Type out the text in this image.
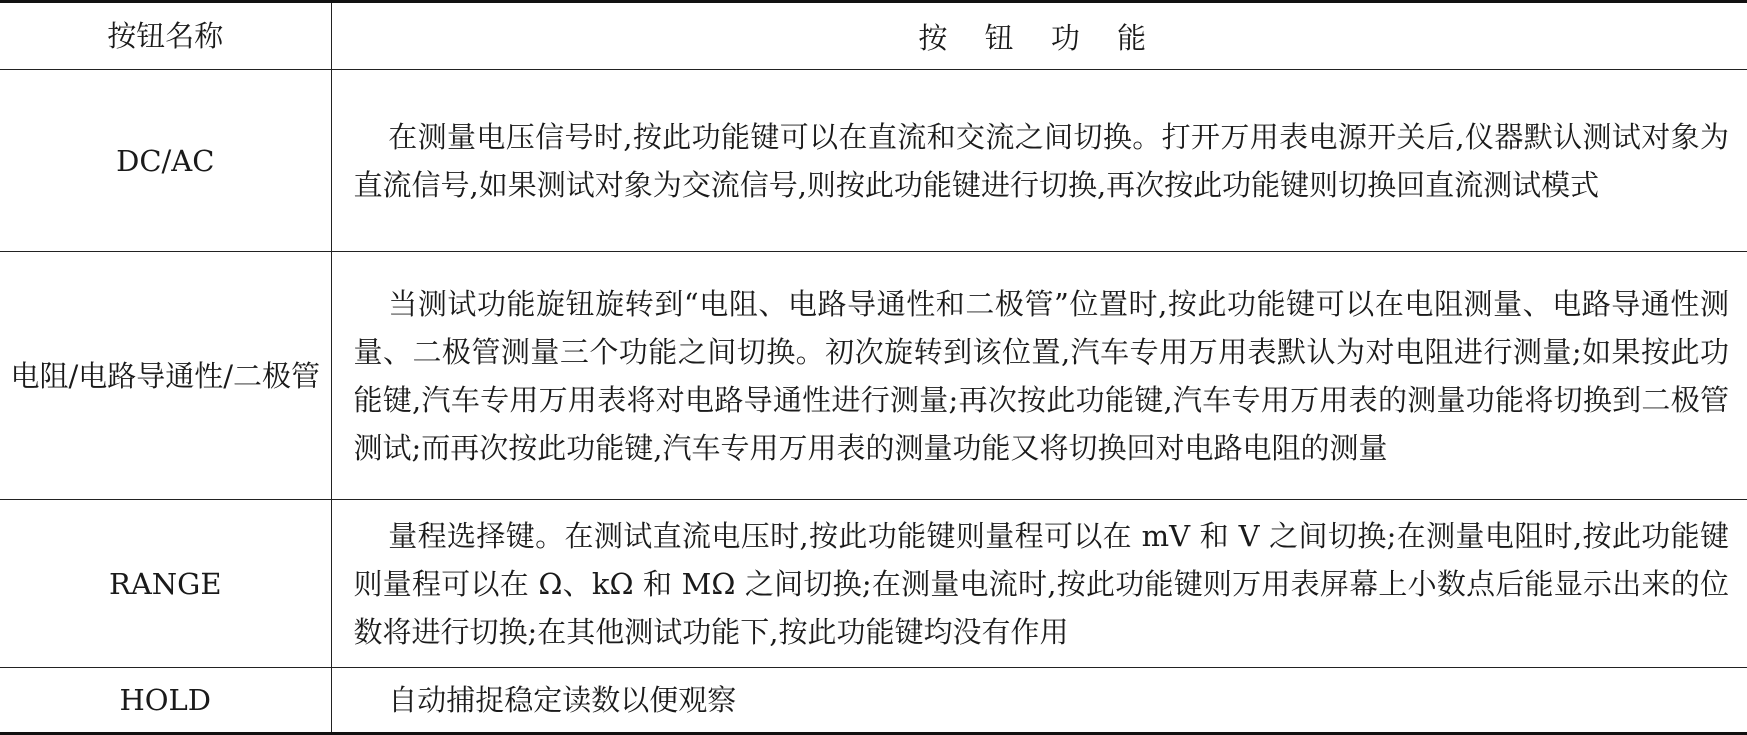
按钮名称	按 钮 功 能
DC/AC	在测量电压信号时,按此功能键可以在直流和交流之间切换。打开万用表电源开关后,仪器默认测试对象为直流信号,如果测试对象为交流信号,则按此功能键进行切换,再次按此功能键则切换回直流测试模式
电阻/电路导通性/二极管	当测试功能旋钮旋转到“电阻、电路导通性和二极管”位置时,按此功能键可以在电阻测量、电路导通性测量、二极管测量三个功能之间切换。初次旋转到该位置,汽车专用万用表默认为对电阻进行测量;如果按此功能键,汽车专用万用表将对电路导通性进行测量;再次按此功能键,汽车专用万用表的测量功能将切换到二极管测试;而再次按此功能键,汽车专用万用表的测量功能又将切换回对电路电阻的测量
RANGE	量程选择键。在测试直流电压时,按此功能键则量程可以在 mV 和 V 之间切换;在测量电阻时,按此功能键则量程可以在 Ω、kΩ 和 MΩ 之间切换;在测量电流时,按此功能键则万用表屏幕上小数点后能显示出来的位数将进行切换;在其他测试功能下,按此功能键均没有作用
HOLD	自动捕捉稳定读数以便观察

_ _ _ _ _ _ _

Repeat the full listing above exactly, with no pictures in the copy.

> _COMPLETE OUTPUT_
Type out the text in this image.
按钮名称	按 钮 功 能
DC/AC	在测量电压信号时,按此功能键可以在直流和交流之间切换。打开万用表电源开关后,仪器默认测试对象为直流信号,如果测试对象为交流信号,则按此功能键进行切换,再次按此功能键则切换回直流测试模式
电阻/电路导通性/二极管	当测试功能旋钮旋转到“电阻、电路导通性和二极管”位置时,按此功能键可以在电阻测量、电路导通性测量、二极管测量三个功能之间切换。初次旋转到该位置,汽车专用万用表默认为对电阻进行测量;如果按此功能键,汽车专用万用表将对电路导通性进行测量;再次按此功能键,汽车专用万用表的测量功能将切换到二极管测试;而再次按此功能键,汽车专用万用表的测量功能又将切换回对电路电阻的测量
RANGE	量程选择键。在测试直流电压时,按此功能键则量程可以在 mV 和 V 之间切换;在测量电阻时,按此功能键则量程可以在 Ω、kΩ 和 MΩ 之间切换;在测量电流时,按此功能键则万用表屏幕上小数点后能显示出来的位数将进行切换;在其他测试功能下,按此功能键均没有作用
HOLD	自动捕捉稳定读数以便观察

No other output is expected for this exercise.